Extract from the listing each line in which the word "annotation" appears.

Data items
"""

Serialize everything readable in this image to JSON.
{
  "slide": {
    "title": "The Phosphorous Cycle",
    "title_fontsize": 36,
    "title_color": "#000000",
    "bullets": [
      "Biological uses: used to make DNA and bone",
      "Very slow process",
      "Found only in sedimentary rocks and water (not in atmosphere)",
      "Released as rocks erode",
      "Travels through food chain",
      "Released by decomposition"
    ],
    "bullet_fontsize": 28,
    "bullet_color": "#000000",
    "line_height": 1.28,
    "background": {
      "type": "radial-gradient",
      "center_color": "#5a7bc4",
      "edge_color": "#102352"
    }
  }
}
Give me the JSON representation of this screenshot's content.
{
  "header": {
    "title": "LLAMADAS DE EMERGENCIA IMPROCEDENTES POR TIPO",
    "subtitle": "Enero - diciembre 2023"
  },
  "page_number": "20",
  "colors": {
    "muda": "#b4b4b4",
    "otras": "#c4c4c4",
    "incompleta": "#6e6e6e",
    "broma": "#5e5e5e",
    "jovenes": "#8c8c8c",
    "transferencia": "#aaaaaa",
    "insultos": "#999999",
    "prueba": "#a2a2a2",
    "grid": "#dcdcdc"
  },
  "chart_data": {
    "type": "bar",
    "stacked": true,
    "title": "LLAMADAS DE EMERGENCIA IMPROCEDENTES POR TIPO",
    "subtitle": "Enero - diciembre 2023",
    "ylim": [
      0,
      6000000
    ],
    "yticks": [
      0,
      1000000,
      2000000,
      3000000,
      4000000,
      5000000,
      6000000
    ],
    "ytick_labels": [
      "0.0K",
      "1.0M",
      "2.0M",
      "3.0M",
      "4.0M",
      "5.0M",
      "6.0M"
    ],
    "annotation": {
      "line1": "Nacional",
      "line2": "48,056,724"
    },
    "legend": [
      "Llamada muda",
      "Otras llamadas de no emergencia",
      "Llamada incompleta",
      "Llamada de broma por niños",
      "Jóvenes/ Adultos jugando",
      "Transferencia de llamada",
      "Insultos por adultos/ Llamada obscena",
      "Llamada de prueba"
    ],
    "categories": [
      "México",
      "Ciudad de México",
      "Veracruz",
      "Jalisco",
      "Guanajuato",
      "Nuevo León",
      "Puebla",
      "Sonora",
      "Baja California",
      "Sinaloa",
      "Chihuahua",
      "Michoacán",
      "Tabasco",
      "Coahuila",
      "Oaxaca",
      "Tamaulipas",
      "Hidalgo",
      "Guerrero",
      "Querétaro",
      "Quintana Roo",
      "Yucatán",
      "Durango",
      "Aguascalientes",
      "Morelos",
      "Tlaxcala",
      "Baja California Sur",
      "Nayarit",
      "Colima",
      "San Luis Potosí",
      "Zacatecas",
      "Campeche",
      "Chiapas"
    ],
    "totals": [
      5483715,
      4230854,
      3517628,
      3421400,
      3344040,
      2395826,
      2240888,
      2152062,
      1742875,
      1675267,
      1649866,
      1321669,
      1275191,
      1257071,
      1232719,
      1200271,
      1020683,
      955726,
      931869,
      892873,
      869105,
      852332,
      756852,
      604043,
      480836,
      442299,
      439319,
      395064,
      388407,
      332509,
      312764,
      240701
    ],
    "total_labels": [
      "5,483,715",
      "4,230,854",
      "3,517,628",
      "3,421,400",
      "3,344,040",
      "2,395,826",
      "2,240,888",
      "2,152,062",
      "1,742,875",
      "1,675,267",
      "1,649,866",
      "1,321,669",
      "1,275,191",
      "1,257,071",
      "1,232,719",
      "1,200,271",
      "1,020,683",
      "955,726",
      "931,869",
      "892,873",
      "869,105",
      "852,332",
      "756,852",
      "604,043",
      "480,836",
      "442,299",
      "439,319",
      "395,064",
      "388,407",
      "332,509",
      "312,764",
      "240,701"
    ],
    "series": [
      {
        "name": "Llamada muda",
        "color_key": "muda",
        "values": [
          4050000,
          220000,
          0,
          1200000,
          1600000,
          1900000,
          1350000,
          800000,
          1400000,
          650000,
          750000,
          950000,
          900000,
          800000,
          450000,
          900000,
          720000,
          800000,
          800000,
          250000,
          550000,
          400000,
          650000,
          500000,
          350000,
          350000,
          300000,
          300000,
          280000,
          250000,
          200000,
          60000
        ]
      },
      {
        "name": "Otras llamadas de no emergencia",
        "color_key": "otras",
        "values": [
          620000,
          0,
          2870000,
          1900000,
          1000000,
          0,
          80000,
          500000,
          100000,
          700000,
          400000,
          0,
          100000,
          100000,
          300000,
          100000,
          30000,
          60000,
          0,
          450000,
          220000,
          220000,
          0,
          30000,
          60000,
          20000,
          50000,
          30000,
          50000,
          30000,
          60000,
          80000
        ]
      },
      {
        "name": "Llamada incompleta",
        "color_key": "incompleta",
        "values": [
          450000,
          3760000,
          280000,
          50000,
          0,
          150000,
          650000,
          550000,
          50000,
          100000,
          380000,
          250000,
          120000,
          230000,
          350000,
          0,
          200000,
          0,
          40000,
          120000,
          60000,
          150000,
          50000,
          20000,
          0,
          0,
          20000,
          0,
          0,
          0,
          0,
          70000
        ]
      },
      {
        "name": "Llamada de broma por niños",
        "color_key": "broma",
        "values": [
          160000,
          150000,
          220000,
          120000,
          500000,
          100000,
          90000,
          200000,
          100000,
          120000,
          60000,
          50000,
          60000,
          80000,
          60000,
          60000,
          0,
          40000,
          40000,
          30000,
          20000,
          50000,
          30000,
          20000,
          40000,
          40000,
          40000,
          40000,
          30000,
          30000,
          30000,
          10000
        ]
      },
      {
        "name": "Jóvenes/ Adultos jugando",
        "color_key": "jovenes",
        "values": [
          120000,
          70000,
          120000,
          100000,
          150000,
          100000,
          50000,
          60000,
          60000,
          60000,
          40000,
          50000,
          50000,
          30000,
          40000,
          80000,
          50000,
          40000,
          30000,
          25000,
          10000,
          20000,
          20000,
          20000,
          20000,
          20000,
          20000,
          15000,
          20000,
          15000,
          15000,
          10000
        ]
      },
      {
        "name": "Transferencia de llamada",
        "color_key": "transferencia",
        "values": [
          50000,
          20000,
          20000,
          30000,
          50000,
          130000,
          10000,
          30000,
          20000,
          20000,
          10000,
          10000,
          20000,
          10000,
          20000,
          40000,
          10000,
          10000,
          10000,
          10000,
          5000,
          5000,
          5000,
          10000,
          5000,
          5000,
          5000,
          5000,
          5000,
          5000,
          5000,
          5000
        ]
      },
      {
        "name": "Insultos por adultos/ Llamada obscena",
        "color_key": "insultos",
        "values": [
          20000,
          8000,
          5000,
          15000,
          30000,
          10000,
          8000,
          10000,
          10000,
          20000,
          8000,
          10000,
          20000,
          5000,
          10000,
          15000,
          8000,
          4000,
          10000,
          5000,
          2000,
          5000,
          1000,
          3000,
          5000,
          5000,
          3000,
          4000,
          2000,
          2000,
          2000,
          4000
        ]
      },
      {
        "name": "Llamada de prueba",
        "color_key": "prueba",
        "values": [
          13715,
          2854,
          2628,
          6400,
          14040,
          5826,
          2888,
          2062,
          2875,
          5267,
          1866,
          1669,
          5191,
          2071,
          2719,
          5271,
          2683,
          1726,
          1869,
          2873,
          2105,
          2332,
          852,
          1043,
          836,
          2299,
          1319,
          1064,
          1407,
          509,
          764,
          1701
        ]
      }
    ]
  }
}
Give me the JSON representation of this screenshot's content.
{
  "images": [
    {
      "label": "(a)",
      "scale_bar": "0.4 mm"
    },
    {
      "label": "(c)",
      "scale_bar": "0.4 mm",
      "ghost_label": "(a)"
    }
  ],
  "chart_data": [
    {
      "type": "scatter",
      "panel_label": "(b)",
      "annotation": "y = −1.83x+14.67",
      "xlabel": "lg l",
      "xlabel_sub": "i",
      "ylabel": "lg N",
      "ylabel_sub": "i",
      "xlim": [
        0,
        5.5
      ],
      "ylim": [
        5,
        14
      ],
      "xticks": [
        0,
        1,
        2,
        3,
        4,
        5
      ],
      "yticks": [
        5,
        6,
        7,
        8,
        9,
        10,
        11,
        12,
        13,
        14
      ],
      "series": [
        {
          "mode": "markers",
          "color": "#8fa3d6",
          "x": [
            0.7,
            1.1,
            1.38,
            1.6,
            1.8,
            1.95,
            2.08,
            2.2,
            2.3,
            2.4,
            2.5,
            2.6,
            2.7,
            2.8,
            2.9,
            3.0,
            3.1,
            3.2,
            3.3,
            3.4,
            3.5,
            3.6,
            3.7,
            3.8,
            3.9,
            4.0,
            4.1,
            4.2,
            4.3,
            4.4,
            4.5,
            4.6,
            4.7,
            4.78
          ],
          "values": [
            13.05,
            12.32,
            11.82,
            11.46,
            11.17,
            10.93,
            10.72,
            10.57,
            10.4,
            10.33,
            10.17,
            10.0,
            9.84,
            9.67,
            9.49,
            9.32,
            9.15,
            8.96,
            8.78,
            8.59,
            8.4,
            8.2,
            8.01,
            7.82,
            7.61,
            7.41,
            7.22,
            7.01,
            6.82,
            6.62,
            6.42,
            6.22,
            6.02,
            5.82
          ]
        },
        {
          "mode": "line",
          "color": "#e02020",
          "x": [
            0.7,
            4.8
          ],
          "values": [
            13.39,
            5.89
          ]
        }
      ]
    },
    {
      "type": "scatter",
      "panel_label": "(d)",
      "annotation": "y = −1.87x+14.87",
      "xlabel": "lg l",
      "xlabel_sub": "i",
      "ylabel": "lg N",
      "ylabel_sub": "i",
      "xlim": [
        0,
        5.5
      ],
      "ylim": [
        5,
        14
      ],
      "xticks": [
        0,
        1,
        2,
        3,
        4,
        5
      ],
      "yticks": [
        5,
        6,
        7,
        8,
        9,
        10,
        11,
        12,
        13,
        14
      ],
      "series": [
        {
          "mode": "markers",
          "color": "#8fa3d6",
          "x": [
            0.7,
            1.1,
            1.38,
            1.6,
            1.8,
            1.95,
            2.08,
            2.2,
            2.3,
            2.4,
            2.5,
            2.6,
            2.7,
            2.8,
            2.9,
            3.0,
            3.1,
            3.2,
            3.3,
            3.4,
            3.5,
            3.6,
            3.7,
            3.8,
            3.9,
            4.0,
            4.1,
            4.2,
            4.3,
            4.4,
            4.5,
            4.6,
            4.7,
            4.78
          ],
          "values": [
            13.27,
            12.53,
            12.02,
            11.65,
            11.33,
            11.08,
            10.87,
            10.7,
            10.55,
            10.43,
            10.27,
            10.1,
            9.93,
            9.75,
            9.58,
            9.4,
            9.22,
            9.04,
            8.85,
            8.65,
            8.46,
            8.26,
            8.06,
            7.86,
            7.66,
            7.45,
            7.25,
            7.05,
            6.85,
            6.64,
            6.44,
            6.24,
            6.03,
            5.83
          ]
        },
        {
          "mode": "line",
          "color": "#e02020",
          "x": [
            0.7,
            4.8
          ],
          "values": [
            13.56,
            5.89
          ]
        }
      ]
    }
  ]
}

"""

_Result_
    "annotation": {
      "annotation": "y = −1.83x+14.67",
      "annotation": "y = −1.87x+14.87",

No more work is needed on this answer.